(Items from a figure collection)
•••••
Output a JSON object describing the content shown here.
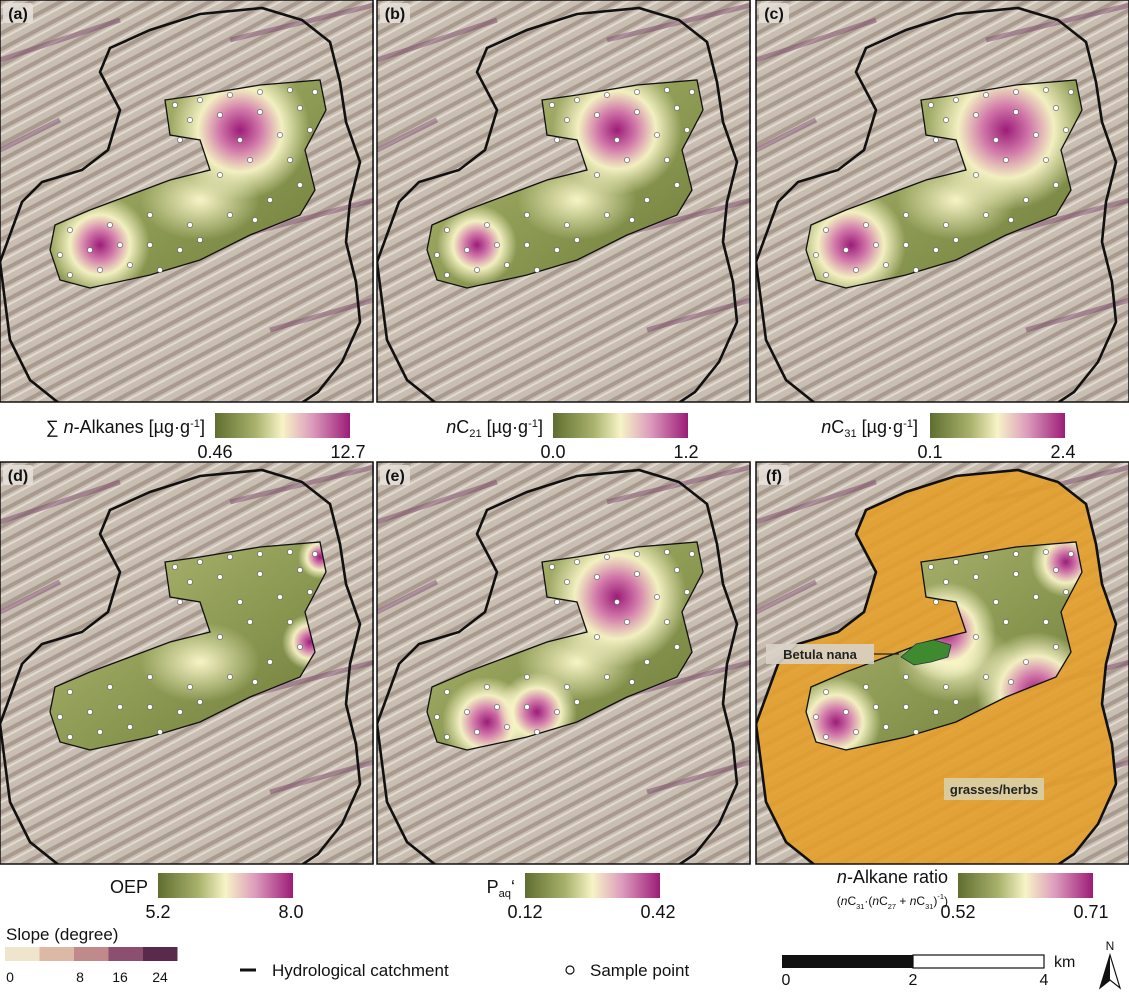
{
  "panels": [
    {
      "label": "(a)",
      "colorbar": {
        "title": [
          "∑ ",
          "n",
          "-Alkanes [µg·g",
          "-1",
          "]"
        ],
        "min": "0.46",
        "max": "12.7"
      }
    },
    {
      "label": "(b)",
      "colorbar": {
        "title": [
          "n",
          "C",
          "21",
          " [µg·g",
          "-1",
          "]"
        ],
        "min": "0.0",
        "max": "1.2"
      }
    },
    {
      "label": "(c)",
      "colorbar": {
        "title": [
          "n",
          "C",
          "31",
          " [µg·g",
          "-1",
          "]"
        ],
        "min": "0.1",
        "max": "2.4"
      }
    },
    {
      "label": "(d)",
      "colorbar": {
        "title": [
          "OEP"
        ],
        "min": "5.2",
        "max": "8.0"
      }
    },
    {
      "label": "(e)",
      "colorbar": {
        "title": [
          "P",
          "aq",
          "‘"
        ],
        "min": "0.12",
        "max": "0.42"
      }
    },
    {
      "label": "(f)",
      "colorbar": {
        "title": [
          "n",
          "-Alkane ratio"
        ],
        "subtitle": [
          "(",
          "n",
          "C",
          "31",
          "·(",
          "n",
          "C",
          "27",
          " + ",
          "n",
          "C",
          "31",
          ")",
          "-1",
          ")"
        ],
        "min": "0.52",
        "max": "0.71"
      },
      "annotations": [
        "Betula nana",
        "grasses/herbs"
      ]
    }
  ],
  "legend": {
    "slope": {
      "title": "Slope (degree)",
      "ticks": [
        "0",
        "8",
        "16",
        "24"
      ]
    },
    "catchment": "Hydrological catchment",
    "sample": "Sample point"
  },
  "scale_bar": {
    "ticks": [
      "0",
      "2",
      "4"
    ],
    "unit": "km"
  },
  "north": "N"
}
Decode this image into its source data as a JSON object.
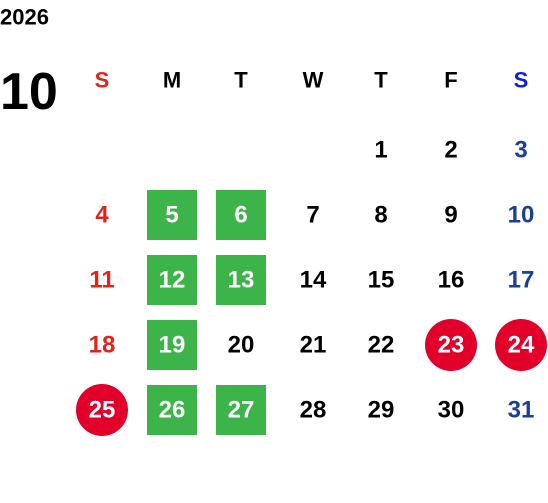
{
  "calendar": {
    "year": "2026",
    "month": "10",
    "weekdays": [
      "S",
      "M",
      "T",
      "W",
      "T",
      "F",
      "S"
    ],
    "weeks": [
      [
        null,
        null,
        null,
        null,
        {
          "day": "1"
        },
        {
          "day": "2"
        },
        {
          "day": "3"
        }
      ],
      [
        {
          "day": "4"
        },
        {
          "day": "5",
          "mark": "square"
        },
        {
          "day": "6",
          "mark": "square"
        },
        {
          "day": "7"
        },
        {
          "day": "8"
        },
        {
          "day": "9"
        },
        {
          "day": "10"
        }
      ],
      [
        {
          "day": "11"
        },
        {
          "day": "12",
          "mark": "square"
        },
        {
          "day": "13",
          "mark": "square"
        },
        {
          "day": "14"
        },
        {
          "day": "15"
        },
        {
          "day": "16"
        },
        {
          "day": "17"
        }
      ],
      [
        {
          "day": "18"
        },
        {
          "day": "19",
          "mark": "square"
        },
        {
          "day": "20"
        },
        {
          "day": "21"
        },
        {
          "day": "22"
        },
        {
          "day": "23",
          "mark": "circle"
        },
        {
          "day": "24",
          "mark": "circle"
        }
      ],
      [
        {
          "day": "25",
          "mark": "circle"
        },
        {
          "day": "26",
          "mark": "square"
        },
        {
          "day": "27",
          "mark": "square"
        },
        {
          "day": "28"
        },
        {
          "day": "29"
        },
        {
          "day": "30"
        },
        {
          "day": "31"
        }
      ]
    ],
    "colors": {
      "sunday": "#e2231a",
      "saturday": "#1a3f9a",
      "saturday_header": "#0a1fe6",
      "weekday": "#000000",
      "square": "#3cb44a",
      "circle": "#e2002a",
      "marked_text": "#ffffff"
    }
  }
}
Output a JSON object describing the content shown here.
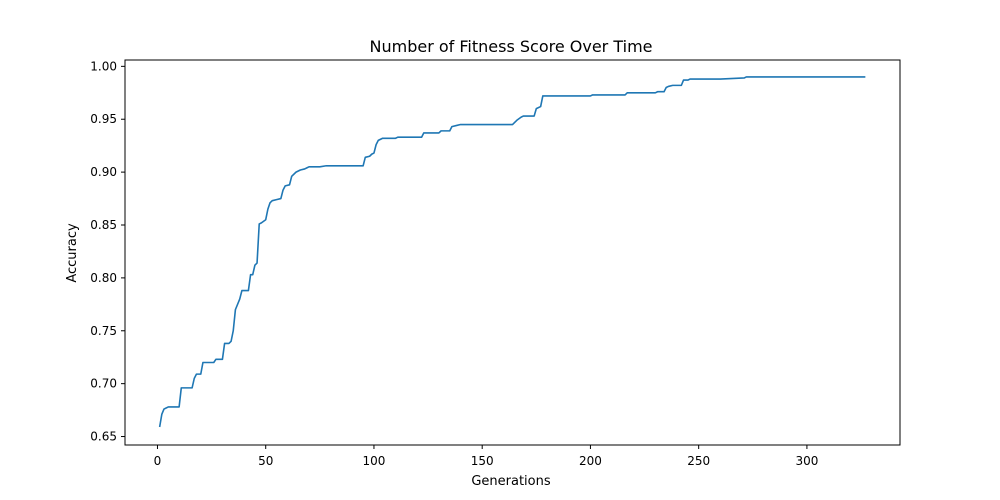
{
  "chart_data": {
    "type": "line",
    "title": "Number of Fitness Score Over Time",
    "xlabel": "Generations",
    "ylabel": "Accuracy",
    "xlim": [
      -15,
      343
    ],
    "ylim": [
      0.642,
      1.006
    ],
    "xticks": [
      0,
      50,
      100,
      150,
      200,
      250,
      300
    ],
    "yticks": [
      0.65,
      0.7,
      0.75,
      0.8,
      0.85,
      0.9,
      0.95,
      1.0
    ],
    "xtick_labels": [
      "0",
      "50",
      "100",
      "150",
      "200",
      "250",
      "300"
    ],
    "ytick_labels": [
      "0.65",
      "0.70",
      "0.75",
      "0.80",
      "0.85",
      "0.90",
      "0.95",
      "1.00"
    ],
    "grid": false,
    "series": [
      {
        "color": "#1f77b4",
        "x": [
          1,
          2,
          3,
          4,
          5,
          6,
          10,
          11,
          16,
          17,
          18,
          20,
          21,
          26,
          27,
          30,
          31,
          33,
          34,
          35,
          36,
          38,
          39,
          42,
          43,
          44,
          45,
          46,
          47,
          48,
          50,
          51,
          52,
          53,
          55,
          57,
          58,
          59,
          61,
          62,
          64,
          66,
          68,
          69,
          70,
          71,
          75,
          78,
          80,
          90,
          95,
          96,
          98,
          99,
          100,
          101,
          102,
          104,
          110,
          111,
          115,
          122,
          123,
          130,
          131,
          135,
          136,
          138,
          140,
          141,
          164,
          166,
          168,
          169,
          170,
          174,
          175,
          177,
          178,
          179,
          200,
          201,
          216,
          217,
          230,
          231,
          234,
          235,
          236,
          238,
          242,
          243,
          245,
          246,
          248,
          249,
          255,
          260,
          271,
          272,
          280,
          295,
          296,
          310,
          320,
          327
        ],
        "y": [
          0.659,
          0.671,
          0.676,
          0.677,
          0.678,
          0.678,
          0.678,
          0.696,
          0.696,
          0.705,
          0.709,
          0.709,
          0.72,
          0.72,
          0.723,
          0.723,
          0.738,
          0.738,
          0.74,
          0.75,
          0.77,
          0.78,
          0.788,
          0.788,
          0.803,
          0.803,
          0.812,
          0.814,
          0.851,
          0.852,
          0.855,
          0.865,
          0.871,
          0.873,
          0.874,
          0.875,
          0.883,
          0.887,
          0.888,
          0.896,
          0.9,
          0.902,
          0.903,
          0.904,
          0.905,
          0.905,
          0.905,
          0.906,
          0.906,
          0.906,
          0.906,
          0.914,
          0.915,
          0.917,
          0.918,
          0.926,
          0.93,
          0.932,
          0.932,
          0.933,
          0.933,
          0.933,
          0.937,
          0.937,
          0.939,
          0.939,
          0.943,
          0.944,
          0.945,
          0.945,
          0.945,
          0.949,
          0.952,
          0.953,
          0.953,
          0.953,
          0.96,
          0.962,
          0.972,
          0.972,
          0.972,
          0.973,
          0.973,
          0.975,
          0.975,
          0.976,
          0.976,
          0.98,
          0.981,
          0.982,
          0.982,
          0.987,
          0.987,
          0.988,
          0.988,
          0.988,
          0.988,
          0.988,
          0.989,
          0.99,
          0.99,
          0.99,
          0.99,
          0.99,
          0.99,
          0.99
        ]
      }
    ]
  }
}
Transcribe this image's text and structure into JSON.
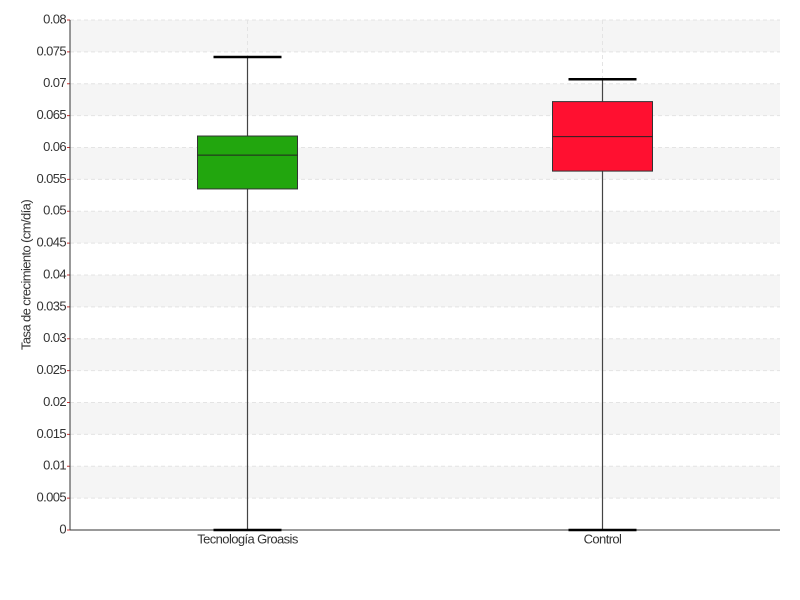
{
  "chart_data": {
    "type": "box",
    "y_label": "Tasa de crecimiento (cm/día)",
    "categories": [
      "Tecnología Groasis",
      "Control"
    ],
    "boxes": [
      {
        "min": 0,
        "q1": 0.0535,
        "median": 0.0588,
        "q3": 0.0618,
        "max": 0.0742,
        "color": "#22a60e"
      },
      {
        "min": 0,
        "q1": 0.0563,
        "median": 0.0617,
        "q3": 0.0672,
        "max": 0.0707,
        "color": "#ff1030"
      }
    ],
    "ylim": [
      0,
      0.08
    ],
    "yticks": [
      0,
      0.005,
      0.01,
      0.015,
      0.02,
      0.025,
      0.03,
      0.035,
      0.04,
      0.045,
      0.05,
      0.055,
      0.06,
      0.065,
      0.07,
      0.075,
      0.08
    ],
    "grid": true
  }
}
•••••
Without the pictures, print the records in full, exactly as they appear.

Output a JSON object describing the content shown here.
{
  "panels": [
    {
      "label": "(a)",
      "colorbar": {
        "title": [
          "∑ ",
          "n",
          "-Alkanes [µg·g",
          "-1",
          "]"
        ],
        "min": "0.46",
        "max": "12.7"
      }
    },
    {
      "label": "(b)",
      "colorbar": {
        "title": [
          "n",
          "C",
          "21",
          " [µg·g",
          "-1",
          "]"
        ],
        "min": "0.0",
        "max": "1.2"
      }
    },
    {
      "label": "(c)",
      "colorbar": {
        "title": [
          "n",
          "C",
          "31",
          " [µg·g",
          "-1",
          "]"
        ],
        "min": "0.1",
        "max": "2.4"
      }
    },
    {
      "label": "(d)",
      "colorbar": {
        "title": [
          "OEP"
        ],
        "min": "5.2",
        "max": "8.0"
      }
    },
    {
      "label": "(e)",
      "colorbar": {
        "title": [
          "P",
          "aq",
          "‘"
        ],
        "min": "0.12",
        "max": "0.42"
      }
    },
    {
      "label": "(f)",
      "colorbar": {
        "title": [
          "n",
          "-Alkane ratio"
        ],
        "subtitle": [
          "(",
          "n",
          "C",
          "31",
          "·(",
          "n",
          "C",
          "27",
          " + ",
          "n",
          "C",
          "31",
          ")",
          "-1",
          ")"
        ],
        "min": "0.52",
        "max": "0.71"
      },
      "annotations": [
        "Betula nana",
        "grasses/herbs"
      ]
    }
  ],
  "legend": {
    "slope": {
      "title": "Slope (degree)",
      "ticks": [
        "0",
        "8",
        "16",
        "24"
      ]
    },
    "catchment": "Hydrological catchment",
    "sample": "Sample point"
  },
  "scale_bar": {
    "ticks": [
      "0",
      "2",
      "4"
    ],
    "unit": "km"
  },
  "north": "N"
}
Decode this image into its source data as a JSON object.
{
  "calendar": {
    "year": "2026",
    "month": "10",
    "weekdays": [
      "S",
      "M",
      "T",
      "W",
      "T",
      "F",
      "S"
    ],
    "weeks": [
      [
        null,
        null,
        null,
        null,
        {
          "day": "1"
        },
        {
          "day": "2"
        },
        {
          "day": "3"
        }
      ],
      [
        {
          "day": "4"
        },
        {
          "day": "5",
          "mark": "square"
        },
        {
          "day": "6",
          "mark": "square"
        },
        {
          "day": "7"
        },
        {
          "day": "8"
        },
        {
          "day": "9"
        },
        {
          "day": "10"
        }
      ],
      [
        {
          "day": "11"
        },
        {
          "day": "12",
          "mark": "square"
        },
        {
          "day": "13",
          "mark": "square"
        },
        {
          "day": "14"
        },
        {
          "day": "15"
        },
        {
          "day": "16"
        },
        {
          "day": "17"
        }
      ],
      [
        {
          "day": "18"
        },
        {
          "day": "19",
          "mark": "square"
        },
        {
          "day": "20"
        },
        {
          "day": "21"
        },
        {
          "day": "22"
        },
        {
          "day": "23",
          "mark": "circle"
        },
        {
          "day": "24",
          "mark": "circle"
        }
      ],
      [
        {
          "day": "25",
          "mark": "circle"
        },
        {
          "day": "26",
          "mark": "square"
        },
        {
          "day": "27",
          "mark": "square"
        },
        {
          "day": "28"
        },
        {
          "day": "29"
        },
        {
          "day": "30"
        },
        {
          "day": "31"
        }
      ]
    ],
    "colors": {
      "sunday": "#e2231a",
      "saturday": "#1a3f9a",
      "saturday_header": "#0a1fe6",
      "weekday": "#000000",
      "square": "#3cb44a",
      "circle": "#e2002a",
      "marked_text": "#ffffff"
    }
  }
}
Output a JSON object describing the content shown here.
{
  "chart_data": {
    "type": "line",
    "title": "Number of Fitness Score Over Time",
    "xlabel": "Generations",
    "ylabel": "Accuracy",
    "xlim": [
      -15,
      343
    ],
    "ylim": [
      0.642,
      1.006
    ],
    "xticks": [
      0,
      50,
      100,
      150,
      200,
      250,
      300
    ],
    "yticks": [
      0.65,
      0.7,
      0.75,
      0.8,
      0.85,
      0.9,
      0.95,
      1.0
    ],
    "xtick_labels": [
      "0",
      "50",
      "100",
      "150",
      "200",
      "250",
      "300"
    ],
    "ytick_labels": [
      "0.65",
      "0.70",
      "0.75",
      "0.80",
      "0.85",
      "0.90",
      "0.95",
      "1.00"
    ],
    "grid": false,
    "series": [
      {
        "color": "#1f77b4",
        "x": [
          1,
          2,
          3,
          4,
          5,
          6,
          10,
          11,
          16,
          17,
          18,
          20,
          21,
          26,
          27,
          30,
          31,
          33,
          34,
          35,
          36,
          38,
          39,
          42,
          43,
          44,
          45,
          46,
          47,
          48,
          50,
          51,
          52,
          53,
          55,
          57,
          58,
          59,
          61,
          62,
          64,
          66,
          68,
          69,
          70,
          71,
          75,
          78,
          80,
          90,
          95,
          96,
          98,
          99,
          100,
          101,
          102,
          104,
          110,
          111,
          115,
          122,
          123,
          130,
          131,
          135,
          136,
          138,
          140,
          141,
          164,
          166,
          168,
          169,
          170,
          174,
          175,
          177,
          178,
          179,
          200,
          201,
          216,
          217,
          230,
          231,
          234,
          235,
          236,
          238,
          242,
          243,
          245,
          246,
          248,
          249,
          255,
          260,
          271,
          272,
          280,
          295,
          296,
          310,
          320,
          327
        ],
        "y": [
          0.659,
          0.671,
          0.676,
          0.677,
          0.678,
          0.678,
          0.678,
          0.696,
          0.696,
          0.705,
          0.709,
          0.709,
          0.72,
          0.72,
          0.723,
          0.723,
          0.738,
          0.738,
          0.74,
          0.75,
          0.77,
          0.78,
          0.788,
          0.788,
          0.803,
          0.803,
          0.812,
          0.814,
          0.851,
          0.852,
          0.855,
          0.865,
          0.871,
          0.873,
          0.874,
          0.875,
          0.883,
          0.887,
          0.888,
          0.896,
          0.9,
          0.902,
          0.903,
          0.904,
          0.905,
          0.905,
          0.905,
          0.906,
          0.906,
          0.906,
          0.906,
          0.914,
          0.915,
          0.917,
          0.918,
          0.926,
          0.93,
          0.932,
          0.932,
          0.933,
          0.933,
          0.933,
          0.937,
          0.937,
          0.939,
          0.939,
          0.943,
          0.944,
          0.945,
          0.945,
          0.945,
          0.949,
          0.952,
          0.953,
          0.953,
          0.953,
          0.96,
          0.962,
          0.972,
          0.972,
          0.972,
          0.973,
          0.973,
          0.975,
          0.975,
          0.976,
          0.976,
          0.98,
          0.981,
          0.982,
          0.982,
          0.987,
          0.987,
          0.988,
          0.988,
          0.988,
          0.988,
          0.988,
          0.989,
          0.99,
          0.99,
          0.99,
          0.99,
          0.99,
          0.99,
          0.99
        ]
      }
    ]
  }
}
Transcribe this image's text and structure into JSON.
{
  "chart_data": {
    "type": "box",
    "y_label": "Tasa de crecimiento (cm/día)",
    "categories": [
      "Tecnología Groasis",
      "Control"
    ],
    "boxes": [
      {
        "min": 0,
        "q1": 0.0535,
        "median": 0.0588,
        "q3": 0.0618,
        "max": 0.0742,
        "color": "#22a60e"
      },
      {
        "min": 0,
        "q1": 0.0563,
        "median": 0.0617,
        "q3": 0.0672,
        "max": 0.0707,
        "color": "#ff1030"
      }
    ],
    "ylim": [
      0,
      0.08
    ],
    "yticks": [
      0,
      0.005,
      0.01,
      0.015,
      0.02,
      0.025,
      0.03,
      0.035,
      0.04,
      0.045,
      0.05,
      0.055,
      0.06,
      0.065,
      0.07,
      0.075,
      0.08
    ],
    "grid": true
  }
}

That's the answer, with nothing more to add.